— START OF Dataset records —

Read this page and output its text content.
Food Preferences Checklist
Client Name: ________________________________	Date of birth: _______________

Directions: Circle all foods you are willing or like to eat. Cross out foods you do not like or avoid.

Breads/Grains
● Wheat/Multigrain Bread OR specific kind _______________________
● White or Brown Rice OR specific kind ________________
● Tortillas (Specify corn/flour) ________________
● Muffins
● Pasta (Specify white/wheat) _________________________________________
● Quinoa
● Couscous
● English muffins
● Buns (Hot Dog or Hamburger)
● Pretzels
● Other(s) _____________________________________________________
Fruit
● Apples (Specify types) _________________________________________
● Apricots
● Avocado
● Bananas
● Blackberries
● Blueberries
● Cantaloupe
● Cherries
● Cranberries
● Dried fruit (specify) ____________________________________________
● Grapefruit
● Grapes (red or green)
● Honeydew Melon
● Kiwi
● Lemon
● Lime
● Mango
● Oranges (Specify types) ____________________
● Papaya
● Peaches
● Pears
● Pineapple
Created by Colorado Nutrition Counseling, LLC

— END OF Dataset records —

--- To do ---
Copy each line holding the word "types" from the listing above.

--- Output for this exercise ---
● Apples (Specify types) _________________________________________
● Oranges (Specify types) ____________________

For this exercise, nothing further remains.